[Objective] Can you give all the records again without altering a single character?

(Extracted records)
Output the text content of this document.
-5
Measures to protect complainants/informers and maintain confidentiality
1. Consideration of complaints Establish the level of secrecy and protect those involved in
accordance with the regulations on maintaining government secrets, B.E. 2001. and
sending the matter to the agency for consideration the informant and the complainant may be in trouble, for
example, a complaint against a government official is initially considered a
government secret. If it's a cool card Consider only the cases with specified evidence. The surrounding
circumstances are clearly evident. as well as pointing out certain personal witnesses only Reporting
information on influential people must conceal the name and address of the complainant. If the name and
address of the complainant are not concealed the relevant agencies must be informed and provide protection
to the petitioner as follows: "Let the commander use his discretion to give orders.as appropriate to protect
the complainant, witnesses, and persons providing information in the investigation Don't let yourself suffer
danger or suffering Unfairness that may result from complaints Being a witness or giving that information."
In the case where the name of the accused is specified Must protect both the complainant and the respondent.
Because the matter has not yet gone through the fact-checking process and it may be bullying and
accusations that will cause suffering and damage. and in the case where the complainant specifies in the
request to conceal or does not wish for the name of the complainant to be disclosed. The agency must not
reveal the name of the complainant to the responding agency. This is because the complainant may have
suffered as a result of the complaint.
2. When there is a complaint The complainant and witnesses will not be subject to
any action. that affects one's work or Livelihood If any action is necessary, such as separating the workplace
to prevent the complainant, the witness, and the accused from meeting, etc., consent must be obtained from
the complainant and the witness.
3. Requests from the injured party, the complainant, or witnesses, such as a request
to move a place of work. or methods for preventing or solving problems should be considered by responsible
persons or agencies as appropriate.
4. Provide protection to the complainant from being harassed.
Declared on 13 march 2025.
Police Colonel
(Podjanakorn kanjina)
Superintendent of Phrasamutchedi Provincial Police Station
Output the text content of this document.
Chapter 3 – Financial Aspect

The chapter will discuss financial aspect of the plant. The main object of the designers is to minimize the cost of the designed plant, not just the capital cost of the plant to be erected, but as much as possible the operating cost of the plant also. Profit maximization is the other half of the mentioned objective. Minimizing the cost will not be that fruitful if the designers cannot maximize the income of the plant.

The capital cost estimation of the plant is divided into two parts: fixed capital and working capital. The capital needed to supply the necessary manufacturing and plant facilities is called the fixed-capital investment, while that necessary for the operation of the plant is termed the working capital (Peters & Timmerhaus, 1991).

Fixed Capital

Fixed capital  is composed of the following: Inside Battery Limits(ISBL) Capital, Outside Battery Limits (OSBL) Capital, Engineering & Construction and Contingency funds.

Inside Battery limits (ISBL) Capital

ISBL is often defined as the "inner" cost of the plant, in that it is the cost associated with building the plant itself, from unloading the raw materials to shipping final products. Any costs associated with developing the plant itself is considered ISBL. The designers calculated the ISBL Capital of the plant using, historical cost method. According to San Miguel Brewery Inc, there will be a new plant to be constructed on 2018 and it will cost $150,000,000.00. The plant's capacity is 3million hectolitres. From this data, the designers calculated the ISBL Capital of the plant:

[Answer to the exercise]
Output the text content of this document.
-5
Measures to protect complainants/informers and maintain confidentiality
1. Consideration of complaints Establish the level of secrecy and protect those involved in
accordance with the regulations on maintaining government secrets, B.E. 2001. and
sending the matter to the agency for consideration the informant and the complainant may be in trouble, for
example, a complaint against a government official is initially considered a
government secret. If it's a cool card Consider only the cases with specified evidence. The surrounding
circumstances are clearly evident. as well as pointing out certain personal witnesses only Reporting
information on influential people must conceal the name and address of the complainant. If the name and
address of the complainant are not concealed the relevant agencies must be informed and provide protection
to the petitioner as follows: "Let the commander use his discretion to give orders.as appropriate to protect
the complainant, witnesses, and persons providing information in the investigation Don't let yourself suffer
danger or suffering Unfairness that may result from complaints Being a witness or giving that information."
In the case where the name of the accused is specified Must protect both the complainant and the respondent.
Because the matter has not yet gone through the fact-checking process and it may be bullying and
accusations that will cause suffering and damage. and in the case where the complainant specifies in the
request to conceal or does not wish for the name of the complainant to be disclosed. The agency must not
reveal the name of the complainant to the responding agency. This is because the complainant may have
suffered as a result of the complaint.
2. When there is a complaint The complainant and witnesses will not be subject to
any action. that affects one's work or Livelihood If any action is necessary, such as separating the workplace
to prevent the complainant, the witness, and the accused from meeting, etc., consent must be obtained from
the complainant and the witness.
3. Requests from the injured party, the complainant, or witnesses, such as a request
to move a place of work. or methods for preventing or solving problems should be considered by responsible
persons or agencies as appropriate.
4. Provide protection to the complainant from being harassed.
Declared on 13 march 2025.
Police Colonel
(Podjanakorn kanjina)
Superintendent of Phrasamutchedi Provincial Police Station
Output the text content of this document.
Chapter 3 – Financial Aspect

The chapter will discuss financial aspect of the plant. The main object of the designers is to minimize the cost of the designed plant, not just the capital cost of the plant to be erected, but as much as possible the operating cost of the plant also. Profit maximization is the other half of the mentioned objective. Minimizing the cost will not be that fruitful if the designers cannot maximize the income of the plant.

The capital cost estimation of the plant is divided into two parts: fixed capital and working capital. The capital needed to supply the necessary manufacturing and plant facilities is called the fixed-capital investment, while that necessary for the operation of the plant is termed the working capital (Peters & Timmerhaus, 1991).

Fixed Capital

Fixed capital  is composed of the following: Inside Battery Limits(ISBL) Capital, Outside Battery Limits (OSBL) Capital, Engineering & Construction and Contingency funds.

Inside Battery limits (ISBL) Capital

ISBL is often defined as the "inner" cost of the plant, in that it is the cost associated with building the plant itself, from unloading the raw materials to shipping final products. Any costs associated with developing the plant itself is considered ISBL. The designers calculated the ISBL Capital of the plant using, historical cost method. According to San Miguel Brewery Inc, there will be a new plant to be constructed on 2018 and it will cost $150,000,000.00. The plant's capacity is 3million hectolitres. From this data, the designers calculated the ISBL Capital of the plant:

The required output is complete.